→ Given task: Reproduce the listing below word for word, covering the stretch from the line containing "Patent image size: (652, 1032)." through the line containing "In FIG. 3B, the guide", both included.

→ Records provided:
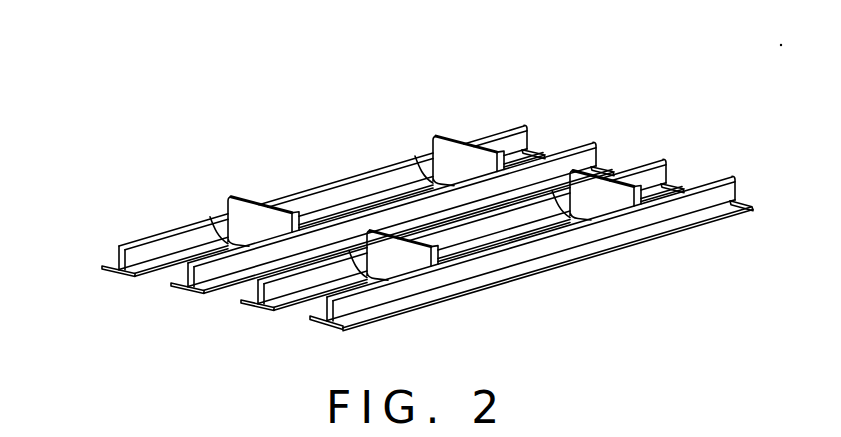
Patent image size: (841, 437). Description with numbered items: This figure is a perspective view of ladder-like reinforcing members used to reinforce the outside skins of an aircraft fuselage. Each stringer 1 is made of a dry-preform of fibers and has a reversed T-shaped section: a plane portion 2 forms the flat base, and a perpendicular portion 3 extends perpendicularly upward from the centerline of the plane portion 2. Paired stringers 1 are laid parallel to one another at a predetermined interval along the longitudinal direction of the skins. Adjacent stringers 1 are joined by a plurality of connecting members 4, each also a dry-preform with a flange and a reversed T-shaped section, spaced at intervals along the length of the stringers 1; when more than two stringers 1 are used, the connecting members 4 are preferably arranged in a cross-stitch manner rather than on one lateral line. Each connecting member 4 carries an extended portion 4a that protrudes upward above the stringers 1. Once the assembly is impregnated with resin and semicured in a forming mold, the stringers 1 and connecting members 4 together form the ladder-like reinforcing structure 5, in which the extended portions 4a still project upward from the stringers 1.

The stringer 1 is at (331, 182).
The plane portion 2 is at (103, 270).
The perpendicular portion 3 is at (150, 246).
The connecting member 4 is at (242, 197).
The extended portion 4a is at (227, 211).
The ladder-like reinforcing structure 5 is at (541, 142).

* * *

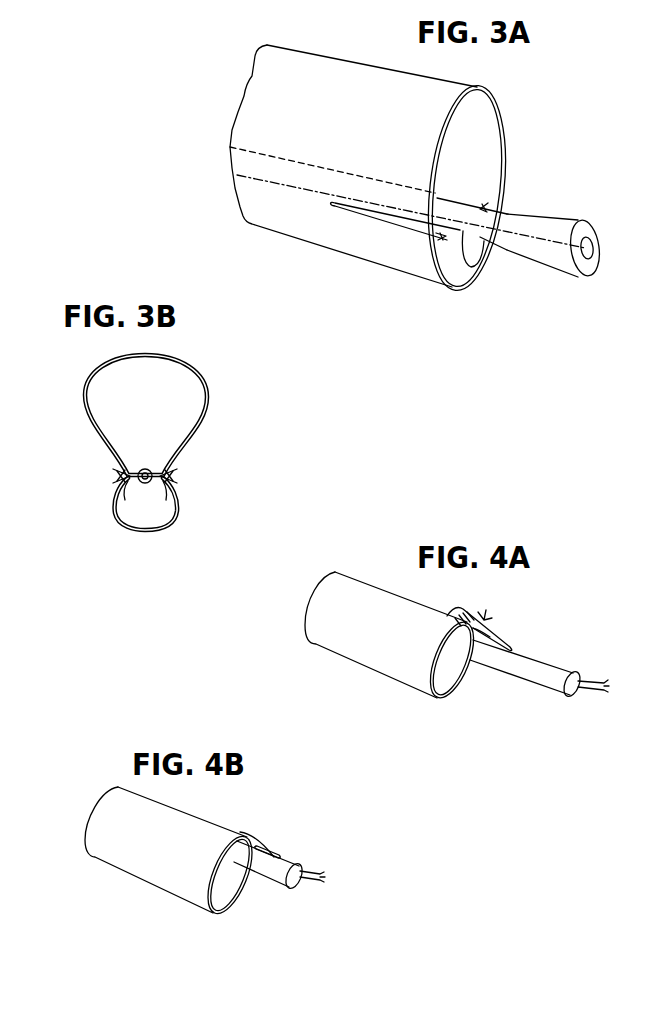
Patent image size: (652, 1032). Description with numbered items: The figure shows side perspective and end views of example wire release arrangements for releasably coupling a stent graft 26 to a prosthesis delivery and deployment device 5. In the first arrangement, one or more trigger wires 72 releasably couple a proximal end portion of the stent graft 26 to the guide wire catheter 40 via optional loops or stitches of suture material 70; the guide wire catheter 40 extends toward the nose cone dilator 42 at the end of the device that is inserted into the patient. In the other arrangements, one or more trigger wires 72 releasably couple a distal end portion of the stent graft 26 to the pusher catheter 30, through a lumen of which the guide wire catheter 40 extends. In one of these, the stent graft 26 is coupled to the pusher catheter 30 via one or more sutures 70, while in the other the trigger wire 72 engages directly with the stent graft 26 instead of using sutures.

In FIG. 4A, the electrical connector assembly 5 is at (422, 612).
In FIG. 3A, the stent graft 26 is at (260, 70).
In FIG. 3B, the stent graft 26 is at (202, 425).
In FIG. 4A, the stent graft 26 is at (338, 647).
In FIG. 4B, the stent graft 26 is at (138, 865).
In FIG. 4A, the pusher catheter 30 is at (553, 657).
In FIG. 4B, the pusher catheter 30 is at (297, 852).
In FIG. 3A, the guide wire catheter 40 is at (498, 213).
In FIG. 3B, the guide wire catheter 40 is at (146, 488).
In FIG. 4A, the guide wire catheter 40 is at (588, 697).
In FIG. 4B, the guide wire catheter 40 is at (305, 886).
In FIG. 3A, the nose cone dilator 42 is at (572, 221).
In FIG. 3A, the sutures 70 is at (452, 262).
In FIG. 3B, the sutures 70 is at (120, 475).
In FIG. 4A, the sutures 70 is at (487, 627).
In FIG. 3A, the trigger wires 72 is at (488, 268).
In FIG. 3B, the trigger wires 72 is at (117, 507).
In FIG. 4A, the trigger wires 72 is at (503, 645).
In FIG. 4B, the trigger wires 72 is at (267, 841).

→ Response for this exercise:
Patent image size: (652, 1032). Description with numbered items: The figure shows side perspective and end views of example wire release arrangements for releasably coupling a stent graft 26 to a prosthesis delivery and deployment device 5. In the first arrangement, one or more trigger wires 72 releasably couple a proximal end portion of the stent graft 26 to the guide wire catheter 40 via optional loops or stitches of suture material 70; the guide wire catheter 40 extends toward the nose cone dilator 42 at the end of the device that is inserted into the patient. In the other arrangements, one or more trigger wires 72 releasably couple a distal end portion of the stent graft 26 to the pusher catheter 30, through a lumen of which the guide wire catheter 40 extends. In one of these, the stent graft 26 is coupled to the pusher catheter 30 via one or more sutures 70, while in the other the trigger wire 72 engages directly with the stent graft 26 instead of using sutures.

In FIG. 4A, the electrical connector assembly 5 is at (422, 612).
In FIG. 3A, the stent graft 26 is at (260, 70).
In FIG. 3B, the stent graft 26 is at (202, 425).
In FIG. 4A, the stent graft 26 is at (338, 647).
In FIG. 4B, the stent graft 26 is at (138, 865).
In FIG. 4A, the pusher catheter 30 is at (553, 657).
In FIG. 4B, the pusher catheter 30 is at (297, 852).
In FIG. 3A, the guide wire catheter 40 is at (498, 213).
In FIG. 3B, the guide wire catheter 40 is at (146, 488).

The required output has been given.